Wherever a line holds the word "type", copy that line out.

"""

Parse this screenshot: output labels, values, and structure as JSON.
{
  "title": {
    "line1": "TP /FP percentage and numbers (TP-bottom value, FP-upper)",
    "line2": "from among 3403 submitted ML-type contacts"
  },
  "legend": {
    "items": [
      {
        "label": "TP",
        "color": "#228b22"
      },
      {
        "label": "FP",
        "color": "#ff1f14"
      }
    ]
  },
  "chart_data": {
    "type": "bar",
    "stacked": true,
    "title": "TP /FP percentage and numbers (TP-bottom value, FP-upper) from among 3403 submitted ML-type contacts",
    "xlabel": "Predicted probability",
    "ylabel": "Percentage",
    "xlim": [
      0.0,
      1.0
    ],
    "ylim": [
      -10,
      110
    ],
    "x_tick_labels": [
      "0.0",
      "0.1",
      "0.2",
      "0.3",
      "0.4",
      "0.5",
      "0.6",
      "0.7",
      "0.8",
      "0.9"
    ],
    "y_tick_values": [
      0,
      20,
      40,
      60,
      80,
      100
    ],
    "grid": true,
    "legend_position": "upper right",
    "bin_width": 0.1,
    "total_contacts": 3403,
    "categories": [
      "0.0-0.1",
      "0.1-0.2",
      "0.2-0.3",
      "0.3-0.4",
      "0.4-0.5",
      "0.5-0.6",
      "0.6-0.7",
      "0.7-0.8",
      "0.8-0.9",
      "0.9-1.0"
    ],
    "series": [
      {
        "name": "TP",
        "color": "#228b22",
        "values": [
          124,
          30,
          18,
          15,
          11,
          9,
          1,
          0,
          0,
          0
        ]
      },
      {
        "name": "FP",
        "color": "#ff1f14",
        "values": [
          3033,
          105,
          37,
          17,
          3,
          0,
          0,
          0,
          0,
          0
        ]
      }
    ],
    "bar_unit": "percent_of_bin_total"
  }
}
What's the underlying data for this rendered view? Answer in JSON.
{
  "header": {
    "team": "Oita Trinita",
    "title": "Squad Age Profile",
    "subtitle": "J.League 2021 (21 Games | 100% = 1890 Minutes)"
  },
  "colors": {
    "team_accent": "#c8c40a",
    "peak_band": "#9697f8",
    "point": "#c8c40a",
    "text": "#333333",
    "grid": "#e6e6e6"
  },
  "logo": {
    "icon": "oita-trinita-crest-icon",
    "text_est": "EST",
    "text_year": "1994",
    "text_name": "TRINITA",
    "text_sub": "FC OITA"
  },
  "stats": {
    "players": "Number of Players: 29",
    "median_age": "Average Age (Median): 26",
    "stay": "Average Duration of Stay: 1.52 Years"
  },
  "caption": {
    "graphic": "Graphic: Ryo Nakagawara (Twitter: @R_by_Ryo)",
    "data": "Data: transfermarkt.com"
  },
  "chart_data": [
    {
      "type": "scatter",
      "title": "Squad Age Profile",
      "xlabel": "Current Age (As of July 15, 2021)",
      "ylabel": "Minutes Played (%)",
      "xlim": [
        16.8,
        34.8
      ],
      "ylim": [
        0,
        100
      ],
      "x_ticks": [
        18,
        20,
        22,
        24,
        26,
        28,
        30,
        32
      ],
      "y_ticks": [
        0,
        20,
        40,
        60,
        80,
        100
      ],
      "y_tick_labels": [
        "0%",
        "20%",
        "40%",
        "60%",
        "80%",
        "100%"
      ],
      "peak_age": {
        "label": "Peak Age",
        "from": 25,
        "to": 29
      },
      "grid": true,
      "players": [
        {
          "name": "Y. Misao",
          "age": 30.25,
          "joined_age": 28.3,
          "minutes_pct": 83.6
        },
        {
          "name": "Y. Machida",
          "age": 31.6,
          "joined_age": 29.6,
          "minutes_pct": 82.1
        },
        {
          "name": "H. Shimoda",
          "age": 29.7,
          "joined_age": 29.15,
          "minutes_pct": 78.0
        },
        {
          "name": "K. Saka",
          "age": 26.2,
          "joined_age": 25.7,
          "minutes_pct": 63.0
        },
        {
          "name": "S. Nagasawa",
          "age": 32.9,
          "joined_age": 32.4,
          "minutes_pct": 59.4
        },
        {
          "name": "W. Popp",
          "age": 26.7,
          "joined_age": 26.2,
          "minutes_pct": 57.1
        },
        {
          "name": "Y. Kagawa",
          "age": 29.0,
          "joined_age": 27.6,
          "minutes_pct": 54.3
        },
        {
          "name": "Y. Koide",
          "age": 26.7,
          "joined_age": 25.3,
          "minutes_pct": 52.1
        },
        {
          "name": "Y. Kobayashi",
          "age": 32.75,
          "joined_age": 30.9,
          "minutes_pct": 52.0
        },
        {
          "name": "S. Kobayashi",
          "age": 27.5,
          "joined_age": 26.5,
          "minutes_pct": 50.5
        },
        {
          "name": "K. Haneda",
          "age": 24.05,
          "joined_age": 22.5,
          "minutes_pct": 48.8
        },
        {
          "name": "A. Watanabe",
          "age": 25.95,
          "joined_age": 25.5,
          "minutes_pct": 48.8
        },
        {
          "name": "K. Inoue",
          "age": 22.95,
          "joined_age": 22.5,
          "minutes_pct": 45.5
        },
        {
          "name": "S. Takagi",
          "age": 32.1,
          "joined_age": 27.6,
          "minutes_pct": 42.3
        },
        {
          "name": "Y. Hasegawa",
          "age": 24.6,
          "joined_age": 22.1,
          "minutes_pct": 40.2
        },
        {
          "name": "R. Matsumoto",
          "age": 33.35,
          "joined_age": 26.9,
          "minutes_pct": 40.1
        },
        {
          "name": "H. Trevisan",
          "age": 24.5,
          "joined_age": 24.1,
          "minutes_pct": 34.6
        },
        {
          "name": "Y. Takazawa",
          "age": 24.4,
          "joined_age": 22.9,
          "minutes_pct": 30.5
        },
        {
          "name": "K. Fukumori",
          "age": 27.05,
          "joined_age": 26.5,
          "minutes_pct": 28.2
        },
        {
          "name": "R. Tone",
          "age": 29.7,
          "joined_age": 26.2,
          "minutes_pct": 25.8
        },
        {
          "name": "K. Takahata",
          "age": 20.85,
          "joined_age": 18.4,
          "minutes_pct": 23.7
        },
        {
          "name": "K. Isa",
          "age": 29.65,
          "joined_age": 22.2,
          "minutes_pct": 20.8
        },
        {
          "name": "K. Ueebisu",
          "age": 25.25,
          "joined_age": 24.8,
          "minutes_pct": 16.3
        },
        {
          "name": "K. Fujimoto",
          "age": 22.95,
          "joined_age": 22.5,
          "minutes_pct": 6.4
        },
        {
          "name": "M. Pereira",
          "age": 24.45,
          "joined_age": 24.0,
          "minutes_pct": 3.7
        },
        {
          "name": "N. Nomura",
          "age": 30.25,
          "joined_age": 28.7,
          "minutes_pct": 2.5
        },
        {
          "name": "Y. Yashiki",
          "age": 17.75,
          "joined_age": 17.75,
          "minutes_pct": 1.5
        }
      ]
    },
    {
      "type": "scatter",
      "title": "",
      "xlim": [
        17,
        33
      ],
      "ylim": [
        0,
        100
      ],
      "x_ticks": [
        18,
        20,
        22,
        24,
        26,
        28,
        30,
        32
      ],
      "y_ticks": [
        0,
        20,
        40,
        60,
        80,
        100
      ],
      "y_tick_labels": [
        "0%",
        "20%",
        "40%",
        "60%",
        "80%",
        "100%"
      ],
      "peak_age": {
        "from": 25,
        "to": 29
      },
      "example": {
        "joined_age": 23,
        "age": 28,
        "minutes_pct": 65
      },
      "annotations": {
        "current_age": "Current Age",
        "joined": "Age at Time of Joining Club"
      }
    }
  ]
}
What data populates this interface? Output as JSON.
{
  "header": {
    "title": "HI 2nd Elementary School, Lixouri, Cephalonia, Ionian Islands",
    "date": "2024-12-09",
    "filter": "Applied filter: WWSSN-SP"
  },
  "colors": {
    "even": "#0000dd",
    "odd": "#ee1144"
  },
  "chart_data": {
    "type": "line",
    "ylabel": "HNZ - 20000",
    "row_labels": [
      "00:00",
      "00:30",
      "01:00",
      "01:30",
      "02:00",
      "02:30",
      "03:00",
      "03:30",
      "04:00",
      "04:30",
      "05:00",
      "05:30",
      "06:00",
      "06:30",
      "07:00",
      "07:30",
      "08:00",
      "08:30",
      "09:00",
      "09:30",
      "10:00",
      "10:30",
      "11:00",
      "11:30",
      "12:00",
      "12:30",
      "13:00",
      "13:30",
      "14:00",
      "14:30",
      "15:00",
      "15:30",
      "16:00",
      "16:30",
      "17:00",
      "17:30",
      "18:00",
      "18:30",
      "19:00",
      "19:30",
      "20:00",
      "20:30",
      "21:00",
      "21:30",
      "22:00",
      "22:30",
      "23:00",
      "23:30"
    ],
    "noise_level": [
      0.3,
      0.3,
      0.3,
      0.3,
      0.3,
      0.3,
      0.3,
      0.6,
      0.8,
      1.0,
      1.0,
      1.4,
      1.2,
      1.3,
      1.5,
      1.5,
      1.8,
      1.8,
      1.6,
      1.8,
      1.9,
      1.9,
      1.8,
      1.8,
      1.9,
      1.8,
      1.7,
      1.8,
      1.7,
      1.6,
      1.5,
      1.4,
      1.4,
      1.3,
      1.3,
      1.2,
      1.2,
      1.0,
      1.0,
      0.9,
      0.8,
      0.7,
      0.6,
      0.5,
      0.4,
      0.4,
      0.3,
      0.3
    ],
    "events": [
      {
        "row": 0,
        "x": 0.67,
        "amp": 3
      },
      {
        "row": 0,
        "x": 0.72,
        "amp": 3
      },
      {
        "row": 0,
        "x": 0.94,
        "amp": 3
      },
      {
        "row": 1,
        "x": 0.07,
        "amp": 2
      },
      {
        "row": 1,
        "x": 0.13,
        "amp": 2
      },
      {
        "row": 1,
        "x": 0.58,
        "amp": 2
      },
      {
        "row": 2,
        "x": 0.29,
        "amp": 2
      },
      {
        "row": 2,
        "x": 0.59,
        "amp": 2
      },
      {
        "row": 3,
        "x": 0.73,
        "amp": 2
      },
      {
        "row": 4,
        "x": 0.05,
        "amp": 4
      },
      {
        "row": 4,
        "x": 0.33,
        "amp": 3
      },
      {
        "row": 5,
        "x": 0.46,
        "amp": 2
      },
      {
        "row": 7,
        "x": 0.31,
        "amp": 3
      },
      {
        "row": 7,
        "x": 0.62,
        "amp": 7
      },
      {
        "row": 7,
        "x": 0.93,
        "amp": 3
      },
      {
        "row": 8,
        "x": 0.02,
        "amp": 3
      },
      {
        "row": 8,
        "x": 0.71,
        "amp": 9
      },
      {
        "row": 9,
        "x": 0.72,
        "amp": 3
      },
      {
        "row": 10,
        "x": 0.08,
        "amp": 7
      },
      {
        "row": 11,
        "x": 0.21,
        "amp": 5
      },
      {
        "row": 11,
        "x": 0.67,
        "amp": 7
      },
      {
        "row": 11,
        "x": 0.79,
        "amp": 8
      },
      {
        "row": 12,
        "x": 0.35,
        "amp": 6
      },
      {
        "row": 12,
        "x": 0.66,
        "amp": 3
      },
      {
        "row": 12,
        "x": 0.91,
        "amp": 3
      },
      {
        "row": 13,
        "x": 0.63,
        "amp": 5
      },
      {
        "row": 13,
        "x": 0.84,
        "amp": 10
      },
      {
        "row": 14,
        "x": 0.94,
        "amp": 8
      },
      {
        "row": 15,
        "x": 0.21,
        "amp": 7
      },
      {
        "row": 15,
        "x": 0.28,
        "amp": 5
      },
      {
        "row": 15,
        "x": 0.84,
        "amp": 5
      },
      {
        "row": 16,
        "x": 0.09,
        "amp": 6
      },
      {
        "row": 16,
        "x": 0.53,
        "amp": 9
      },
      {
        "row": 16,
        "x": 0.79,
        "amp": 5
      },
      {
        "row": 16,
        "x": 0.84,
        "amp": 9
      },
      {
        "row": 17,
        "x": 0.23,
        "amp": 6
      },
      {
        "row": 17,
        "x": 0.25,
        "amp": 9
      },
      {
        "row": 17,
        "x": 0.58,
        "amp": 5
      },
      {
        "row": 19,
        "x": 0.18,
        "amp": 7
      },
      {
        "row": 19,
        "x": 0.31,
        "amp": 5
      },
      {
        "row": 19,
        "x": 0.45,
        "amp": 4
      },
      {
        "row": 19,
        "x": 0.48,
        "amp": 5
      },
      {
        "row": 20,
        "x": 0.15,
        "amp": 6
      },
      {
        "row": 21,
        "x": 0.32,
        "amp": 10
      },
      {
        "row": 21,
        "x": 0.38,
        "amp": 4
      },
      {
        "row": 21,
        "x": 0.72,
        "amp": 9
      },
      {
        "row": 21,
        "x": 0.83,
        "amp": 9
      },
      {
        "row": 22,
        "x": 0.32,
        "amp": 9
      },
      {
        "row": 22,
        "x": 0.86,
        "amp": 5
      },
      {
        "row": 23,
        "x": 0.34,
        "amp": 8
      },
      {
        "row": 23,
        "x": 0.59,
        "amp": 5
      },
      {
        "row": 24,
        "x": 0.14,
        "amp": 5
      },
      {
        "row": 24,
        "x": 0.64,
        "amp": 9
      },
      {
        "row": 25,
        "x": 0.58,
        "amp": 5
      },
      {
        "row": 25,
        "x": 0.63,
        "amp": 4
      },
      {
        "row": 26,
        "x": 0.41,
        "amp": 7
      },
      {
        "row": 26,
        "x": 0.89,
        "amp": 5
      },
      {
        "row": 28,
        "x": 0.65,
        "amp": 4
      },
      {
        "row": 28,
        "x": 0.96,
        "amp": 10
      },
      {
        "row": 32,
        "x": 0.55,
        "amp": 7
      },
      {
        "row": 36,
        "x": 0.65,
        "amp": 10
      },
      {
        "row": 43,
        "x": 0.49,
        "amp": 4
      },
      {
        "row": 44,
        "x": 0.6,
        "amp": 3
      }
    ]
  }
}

"""

ANSWER TO THIS TASK:
    "line2": "from among 3403 submitted ML-type contacts"
    "type": "bar",
    "title": "TP /FP percentage and numbers (TP-bottom value, FP-upper) from among 3403 submitted ML-type contacts",
      "type": "scatter",
      "type": "scatter",
    "type": "line",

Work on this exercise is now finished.